(Layout annotation records)
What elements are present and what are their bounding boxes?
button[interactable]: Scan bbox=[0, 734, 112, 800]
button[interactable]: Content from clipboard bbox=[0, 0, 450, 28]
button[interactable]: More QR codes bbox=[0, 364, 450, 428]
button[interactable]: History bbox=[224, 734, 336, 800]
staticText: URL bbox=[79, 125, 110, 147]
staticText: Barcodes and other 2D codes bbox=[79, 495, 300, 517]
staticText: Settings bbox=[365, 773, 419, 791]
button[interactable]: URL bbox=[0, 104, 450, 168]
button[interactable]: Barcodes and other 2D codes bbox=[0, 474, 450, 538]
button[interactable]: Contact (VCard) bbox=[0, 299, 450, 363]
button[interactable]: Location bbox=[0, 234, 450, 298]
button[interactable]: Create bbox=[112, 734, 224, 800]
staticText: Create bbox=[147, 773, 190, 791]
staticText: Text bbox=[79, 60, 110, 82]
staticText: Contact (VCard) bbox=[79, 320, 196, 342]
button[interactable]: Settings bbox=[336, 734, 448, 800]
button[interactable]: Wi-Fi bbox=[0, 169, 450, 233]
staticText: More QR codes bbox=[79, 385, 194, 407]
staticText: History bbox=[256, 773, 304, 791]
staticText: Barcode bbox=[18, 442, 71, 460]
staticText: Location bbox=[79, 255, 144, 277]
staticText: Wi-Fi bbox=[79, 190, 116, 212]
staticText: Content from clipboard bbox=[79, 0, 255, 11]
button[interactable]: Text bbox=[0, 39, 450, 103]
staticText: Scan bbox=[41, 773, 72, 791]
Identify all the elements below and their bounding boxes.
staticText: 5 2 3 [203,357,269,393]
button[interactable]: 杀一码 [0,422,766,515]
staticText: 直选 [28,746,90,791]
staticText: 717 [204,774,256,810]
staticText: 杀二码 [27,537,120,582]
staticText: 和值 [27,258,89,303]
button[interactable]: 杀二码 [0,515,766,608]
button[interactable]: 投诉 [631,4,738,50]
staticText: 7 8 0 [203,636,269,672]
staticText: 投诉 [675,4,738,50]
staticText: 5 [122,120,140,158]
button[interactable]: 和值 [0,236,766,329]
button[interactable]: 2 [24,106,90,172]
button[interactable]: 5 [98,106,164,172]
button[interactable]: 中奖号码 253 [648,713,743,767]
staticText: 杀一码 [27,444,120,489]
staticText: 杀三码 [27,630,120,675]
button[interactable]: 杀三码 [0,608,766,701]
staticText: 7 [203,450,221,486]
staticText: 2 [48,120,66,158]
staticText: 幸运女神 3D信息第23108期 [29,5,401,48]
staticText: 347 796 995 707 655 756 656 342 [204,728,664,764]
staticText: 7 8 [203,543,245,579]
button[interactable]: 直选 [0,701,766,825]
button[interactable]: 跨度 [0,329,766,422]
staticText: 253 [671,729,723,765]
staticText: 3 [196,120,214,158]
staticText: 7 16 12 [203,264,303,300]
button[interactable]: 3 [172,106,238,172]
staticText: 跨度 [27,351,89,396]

- REQUIREMENT:
Render all of the material above as a numbered list, omitting any blank lines.

- EXPECTED ANSWER:
1. What elements are present and what are their bounding boxes?
2. button[interactable]: Scan bbox=[0, 734, 112, 800]
3. button[interactable]: Content from clipboard bbox=[0, 0, 450, 28]
4. button[interactable]: More QR codes bbox=[0, 364, 450, 428]
5. button[interactable]: History bbox=[224, 734, 336, 800]
6. staticText: URL bbox=[79, 125, 110, 147]
7. staticText: Barcodes and other 2D codes bbox=[79, 495, 300, 517]
8. staticText: Settings bbox=[365, 773, 419, 791]
9. button[interactable]: URL bbox=[0, 104, 450, 168]
10. button[interactable]: Barcodes and other 2D codes bbox=[0, 474, 450, 538]
11. button[interactable]: Contact (VCard) bbox=[0, 299, 450, 363]
12. button[interactable]: Location bbox=[0, 234, 450, 298]
13. button[interactable]: Create bbox=[112, 734, 224, 800]
14. staticText: Create bbox=[147, 773, 190, 791]
15. staticText: Text bbox=[79, 60, 110, 82]
16. staticText: Contact (VCard) bbox=[79, 320, 196, 342]
17. button[interactable]: Settings bbox=[336, 734, 448, 800]
18. button[interactable]: Wi-Fi bbox=[0, 169, 450, 233]
19. staticText: More QR codes bbox=[79, 385, 194, 407]
20. staticText: History bbox=[256, 773, 304, 791]
21. staticText: Barcode bbox=[18, 442, 71, 460]
22. staticText: Location bbox=[79, 255, 144, 277]
23. staticText: Wi-Fi bbox=[79, 190, 116, 212]
24. staticText: Content from clipboard bbox=[79, 0, 255, 11]
25. button[interactable]: Text bbox=[0, 39, 450, 103]
26. staticText: Scan bbox=[41, 773, 72, 791]
27. Identify all the elements below and their bounding boxes.
28. staticText: 5 2 3 [203,357,269,393]
29. button[interactable]: 杀一码 [0,422,766,515]
30. staticText: 直选 [28,746,90,791]
31. staticText: 717 [204,774,256,810]
32. staticText: 杀二码 [27,537,120,582]
33. staticText: 和值 [27,258,89,303]
34. button[interactable]: 杀二码 [0,515,766,608]
35. button[interactable]: 投诉 [631,4,738,50]
36. staticText: 7 8 0 [203,636,269,672]
37. staticText: 投诉 [675,4,738,50]
38. staticText: 5 [122,120,140,158]
39. button[interactable]: 和值 [0,236,766,329]
40. button[interactable]: 2 [24,106,90,172]
41. button[interactable]: 5 [98,106,164,172]
42. button[interactable]: 中奖号码 253 [648,713,743,767]
43. staticText: 杀一码 [27,444,120,489]
44. staticText: 杀三码 [27,630,120,675]
45. button[interactable]: 杀三码 [0,608,766,701]
46. staticText: 7 [203,450,221,486]
47. staticText: 2 [48,120,66,158]
48. staticText: 幸运女神 3D信息第23108期 [29,5,401,48]
49. staticText: 347 796 995 707 655 756 656 342 [204,728,664,764]
50. staticText: 7 8 [203,543,245,579]
51. button[interactable]: 直选 [0,701,766,825]
52. button[interactable]: 跨度 [0,329,766,422]
53. staticText: 253 [671,729,723,765]
54. staticText: 3 [196,120,214,158]
55. staticText: 7 16 12 [203,264,303,300]
56. button[interactable]: 3 [172,106,238,172]
57. staticText: 跨度 [27,351,89,396]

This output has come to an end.